>> Start Source text
Do Politicians Really Believe In Anything? 

I’ve been fighting with my computer for the past few weeks/months, trying to prevent it from installing Windows 10 updates.

I’ve got nothing against updates. The problem is that these days they never manage to install.

Anyway last night the computer defeated me and started installing an update. After about 4 hours it had only managed 22% of the update, and got no further. This is what usually happens. So I did what I usually do: I turned off the computer.

And then this morning I turned it on and waited while it took ages to “undo changes made to your computer”. After a while it managed to do that. So now I’ve gone hunting for advice for how to stop Windows 10 updates. I’ve done this before, and taken the necessary steps, but the computer just ignored it and carried on trying to install updates. With luck this time it’ll pay attention and stop doing this. But I’m not optimistic.
>> End Source text
>> Start Available data
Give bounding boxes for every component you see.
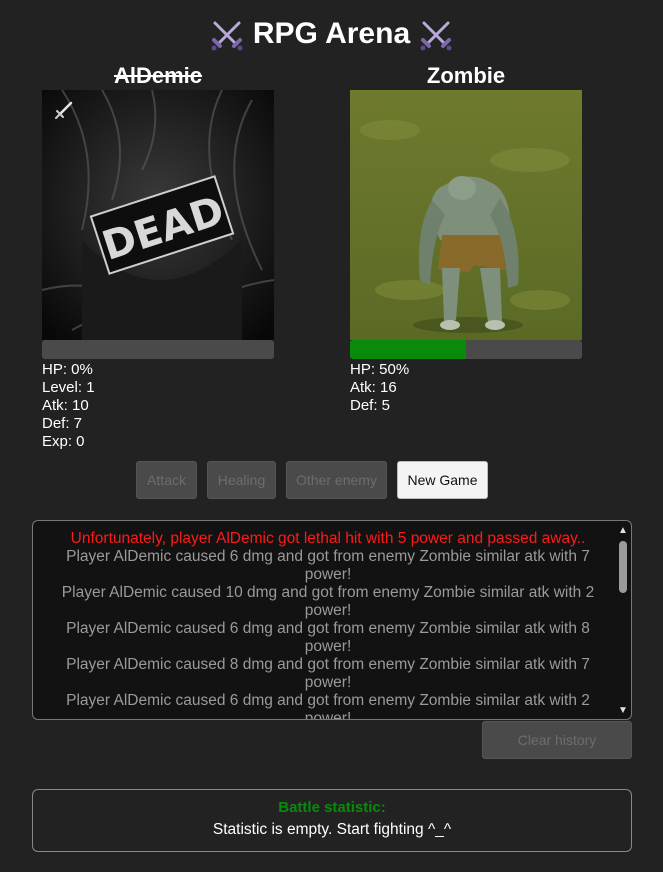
>> End Available data
What this task involves
Continue the blog post about fighting Windows 10 updates, picking up right after its last sentence.

The output
As far as I can see, the Remainers have won, and Boris Johnson now has a minority government after kicking 21 MPs out of the Conservative party, and could be evicted as Prime Minister at any time, and a new General Election called. But the Remainers don’t want to do this, because most of them will likely lose their seats in Parliament in a new election. So they’ll probably now hang on as long as they possibly can, doing their level best to make sure that no Brexit can ever happen.

But James Delingpole thinks that the eviction of 21 Remainer MPs from the Conservative Party is wonderful.

We Thatcherite revolutionaries are finally getting our party back. Taken a long time. Feels brilliant. No sympathy whatsoever for the squishes who’ve been holding it hostage and are now irrelevances.

He doesn’t seem to be much bothered that we won’t get Brexit. He’s just glad that Boris has started taking the Conservative Party back.

While a few brave souls – from the likes of Norman Tebbit in the Thatcher era to heroes like Steve Baker in the present – have stuck up bravely for conservative principles, often at the expense of career advancement, most have just gone with the flow.

That flow has been an almost continuously leftwards direction. Anyone who claims otherwise is a liar or an idiot.

He’s got a point. David Cameron re-branded the Conservatives more or less as a new Green party. And Theresa May described the Conservatives as the “nasty party”. Neither of them were really conservatives. They were both political trendies going whichever way the political wind was blowing.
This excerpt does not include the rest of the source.